• _GOAL_
List every line below containing "levels".

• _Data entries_
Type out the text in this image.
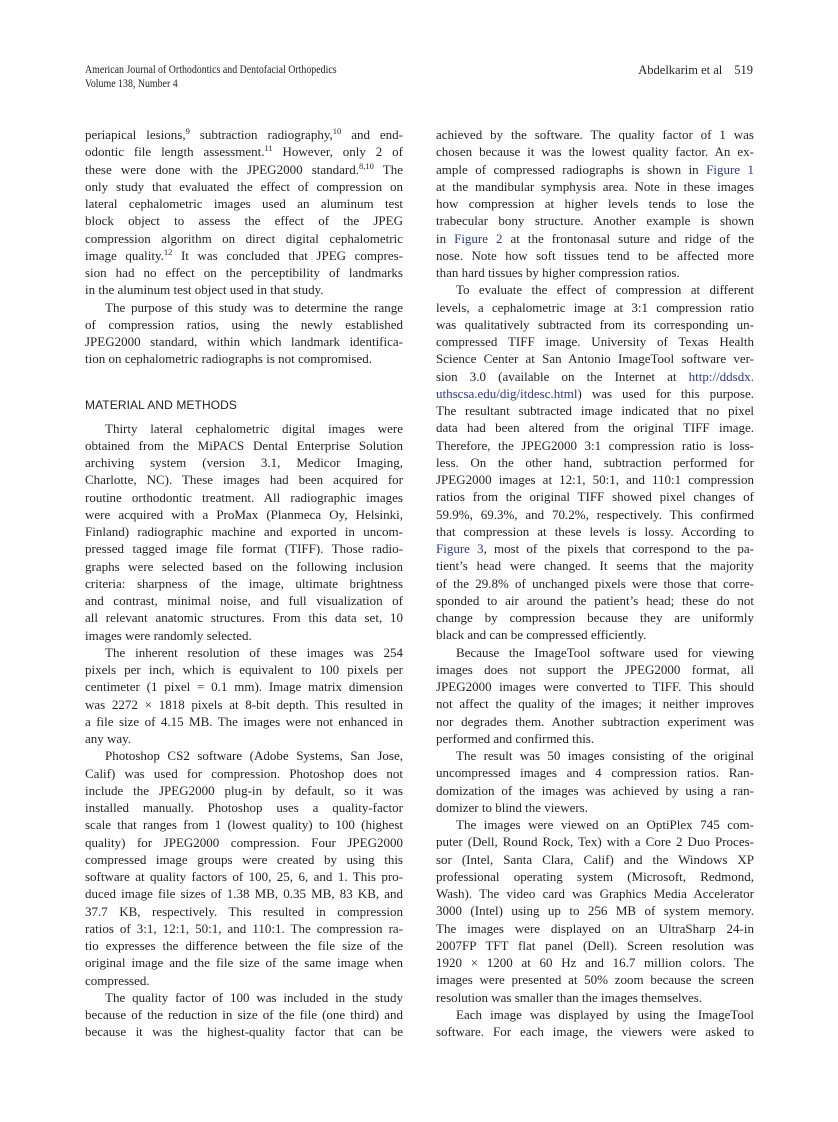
American Journal of Orthodontics and Dentofacial Orthopedics
Volume 138, Number 4
Abdelkarim et al 519
periapical lesions,$^9$ subtraction radiography,$^{10}$ and end-
odontic file length assessment.$^{11}$ However, only 2 of
these were done with the JPEG2000 standard.$^{8,10}$ The
only study that evaluated the effect of compression on
lateral cephalometric images used an aluminum test
block object to assess the effect of the JPEG
compression algorithm on direct digital cephalometric
image quality.$^{12}$ It was concluded that JPEG compres-
sion had no effect on the perceptibility of landmarks
in the aluminum test object used in that study.
The purpose of this study was to determine the range
of compression ratios, using the newly established
JPEG2000 standard, within which landmark identifica-
tion on cephalometric radiographs is not compromised.
MATERIAL AND METHODS
Thirty lateral cephalometric digital images were
obtained from the MiPACS Dental Enterprise Solution
archiving system (version 3.1, Medicor Imaging,
Charlotte, NC). These images had been acquired for
routine orthodontic treatment. All radiographic images
were acquired with a ProMax (Planmeca Oy, Helsinki,
Finland) radiographic machine and exported in uncom-
pressed tagged image file format (TIFF). Those radio-
graphs were selected based on the following inclusion
criteria: sharpness of the image, ultimate brightness
and contrast, minimal noise, and full visualization of
all relevant anatomic structures. From this data set, 10
images were randomly selected.
The inherent resolution of these images was 254
pixels per inch, which is equivalent to 100 pixels per
centimeter (1 pixel = 0.1 mm). Image matrix dimension
was 2272 × 1818 pixels at 8-bit depth. This resulted in
a file size of 4.15 MB. The images were not enhanced in
any way.
Photoshop CS2 software (Adobe Systems, San Jose,
Calif) was used for compression. Photoshop does not
include the JPEG2000 plug-in by default, so it was
installed manually. Photoshop uses a quality-factor
scale that ranges from 1 (lowest quality) to 100 (highest
quality) for JPEG2000 compression. Four JPEG2000
compressed image groups were created by using this
software at quality factors of 100, 25, 6, and 1. This pro-
duced image file sizes of 1.38 MB, 0.35 MB, 83 KB, and
37.7 KB, respectively. This resulted in compression
ratios of 3:1, 12:1, 50:1, and 110:1. The compression ra-
tio expresses the difference between the file size of the
original image and the file size of the same image when
compressed.
The quality factor of 100 was included in the study
because of the reduction in size of the file (one third) and
because it was the highest-quality factor that can be
achieved by the software. The quality factor of 1 was
chosen because it was the lowest quality factor. An ex-
ample of compressed radiographs is shown in Figure 1
at the mandibular symphysis area. Note in these images
how compression at higher levels tends to lose the
trabecular bony structure. Another example is shown
in Figure 2 at the frontonasal suture and ridge of the
nose. Note how soft tissues tend to be affected more
than hard tissues by higher compression ratios.
To evaluate the effect of compression at different
levels, a cephalometric image at 3:1 compression ratio
was qualitatively subtracted from its corresponding un-
compressed TIFF image. University of Texas Health
Science Center at San Antonio ImageTool software ver-
sion 3.0 (available on the Internet at http://ddsdx.
uthscsa.edu/dig/itdesc.html) was used for this purpose.
The resultant subtracted image indicated that no pixel
data had been altered from the original TIFF image.
Therefore, the JPEG2000 3:1 compression ratio is loss-
less. On the other hand, subtraction performed for
JPEG2000 images at 12:1, 50:1, and 110:1 compression
ratios from the original TIFF showed pixel changes of
59.9%, 69.3%, and 70.2%, respectively. This confirmed
that compression at these levels is lossy. According to
Figure 3, most of the pixels that correspond to the pa-
tient’s head were changed. It seems that the majority
of the 29.8% of unchanged pixels were those that corre-
sponded to air around the patient’s head; these do not
change by compression because they are uniformly
black and can be compressed efficiently.
Because the ImageTool software used for viewing
images does not support the JPEG2000 format, all
JPEG2000 images were converted to TIFF. This should
not affect the quality of the images; it neither improves
nor degrades them. Another subtraction experiment was
performed and confirmed this.
The result was 50 images consisting of the original
uncompressed images and 4 compression ratios. Ran-
domization of the images was achieved by using a ran-
domizer to blind the viewers.
The images were viewed on an OptiPlex 745 com-
puter (Dell, Round Rock, Tex) with a Core 2 Duo Proces-
sor (Intel, Santa Clara, Calif) and the Windows XP
professional operating system (Microsoft, Redmond,
Wash). The video card was Graphics Media Accelerator
3000 (Intel) using up to 256 MB of system memory.
The images were displayed on an UltraSharp 24-in
2007FP TFT flat panel (Dell). Screen resolution was
1920 × 1200 at 60 Hz and 16.7 million colors. The
images were presented at 50% zoom because the screen
resolution was smaller than the images themselves.
Each image was displayed by using the ImageTool
software. For each image, the viewers were asked to
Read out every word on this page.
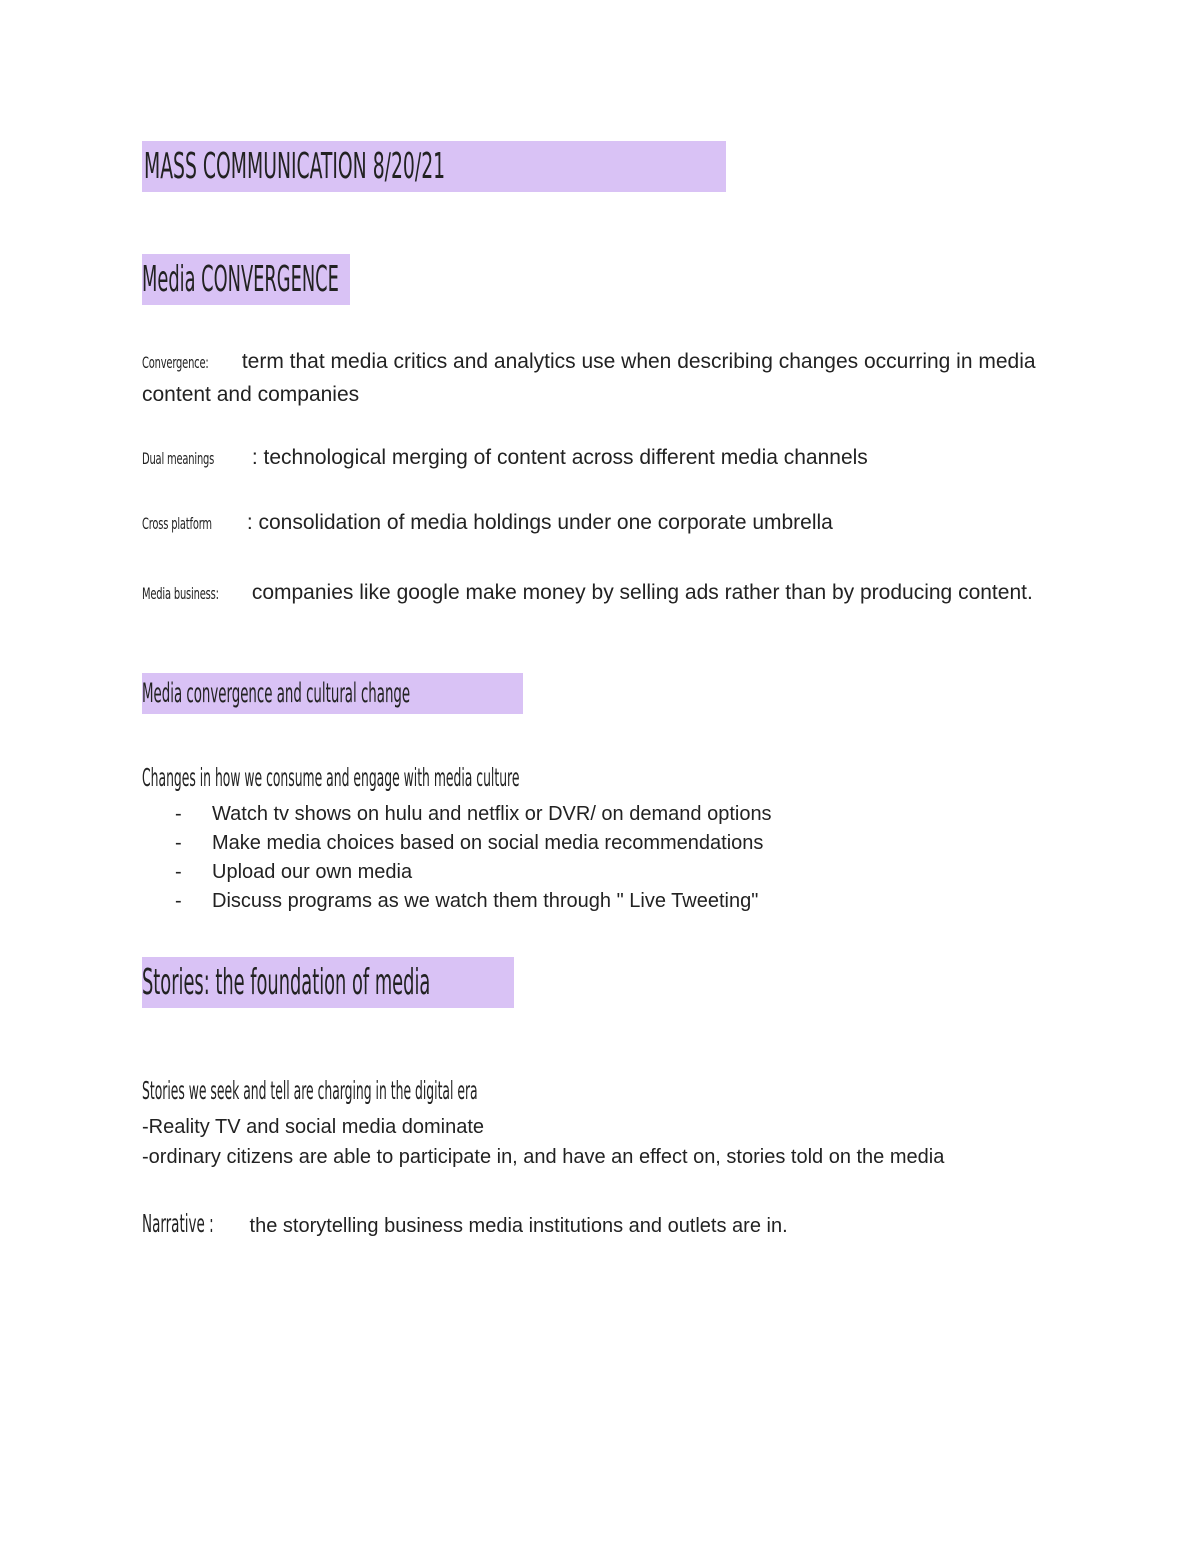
MASS COMMUNICATION 8/20/21
Media CONVERGENCE
Convergence: term that media critics and analytics use when describing changes occurring in media content and companies
Dual meanings : technological merging of content across different media channels
Cross platform : consolidation of media holdings under one corporate umbrella
Media business: companies like google make money by selling ads rather than by producing content.
Media convergence and cultural change
Changes in how we consume and engage with media culture
- Watch tv shows on hulu and netflix or DVR/ on demand options
- Make media choices based on social media recommendations
- Upload our own media
- Discuss programs as we watch them through " Live Tweeting"
Stories: the foundation of media
Stories we seek and tell are charging in the digital era
-Reality TV and social media dominate
-ordinary citizens are able to participate in, and have an effect on, stories told on the media
Narrative : the storytelling business media institutions and outlets are in.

• _COMPLETE ANSWER_
how compression at higher levels tends to lose the
levels, a cephalometric image at 3:1 compression ratio
that compression at these levels is lossy. According to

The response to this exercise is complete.